Data entries –
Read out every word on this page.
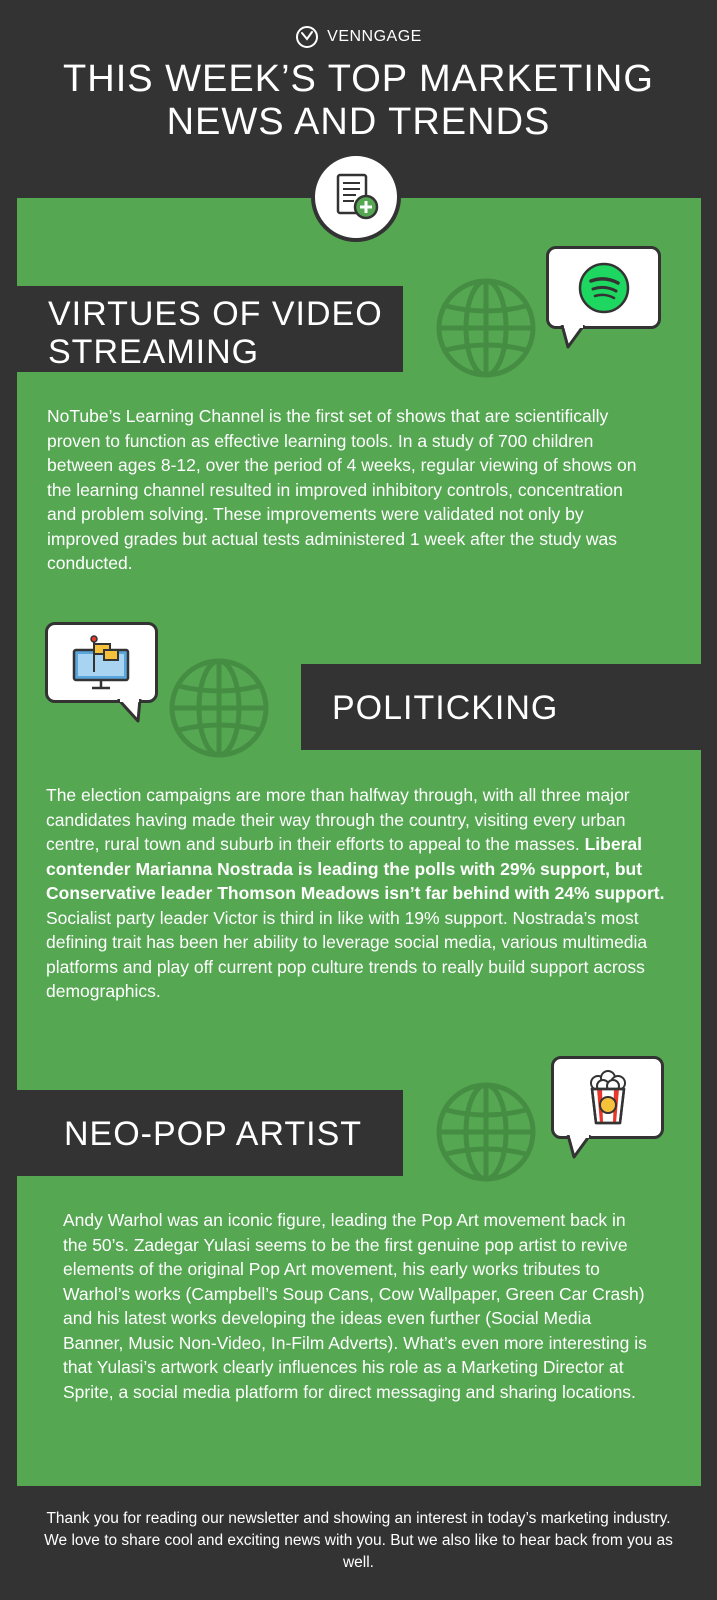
VENNGAGE
THIS WEEK’S TOP MARKETING NEWS AND TRENDS
VIRTUES OF VIDEO STREAMING

NoTube’s Learning Channel is the first set of shows that are scientifically proven to function as effective learning tools. In a study of 700 children between ages 8-12, over the period of 4 weeks, regular viewing of shows on the learning channel resulted in improved inhibitory controls, concentration and problem solving. These improvements were validated not only by improved grades but actual tests administered 1 week after the study was conducted.

POLITICKING

The election campaigns are more than halfway through, with all three major candidates having made their way through the country, visiting every urban centre, rural town and suburb in their efforts to appeal to the masses. Liberal contender Marianna Nostrada is leading the polls with 29% support, but Conservative leader Thomson Meadows isn’t far behind with 24% support. Socialist party leader Victor is third in like with 19% support. Nostrada’s most defining trait has been her ability to leverage social media, various multimedia platforms and play off current pop culture trends to really build support across demographics.

NEO-POP ARTIST

Andy Warhol was an iconic figure, leading the Pop Art movement back in the 50’s. Zadegar Yulasi seems to be the first genuine pop artist to revive elements of the original Pop Art movement, his early works tributes to Warhol’s works (Campbell’s Soup Cans, Cow Wallpaper, Green Car Crash) and his latest works developing the ideas even further (Social Media Banner, Music Non-Video, In-Film Adverts). What’s even more interesting is that Yulasi’s artwork clearly influences his role as a Marketing Director at Sprite, a social media platform for direct messaging and sharing locations.

Thank you for reading our newsletter and showing an interest in today’s marketing industry. We love to share cool and exciting news with you. But we also like to hear back from you as well.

SHORT TASK – Work through the records above line by line and count those that hold the string "with". Give only the result.

EXERCISE OUTPUT – 2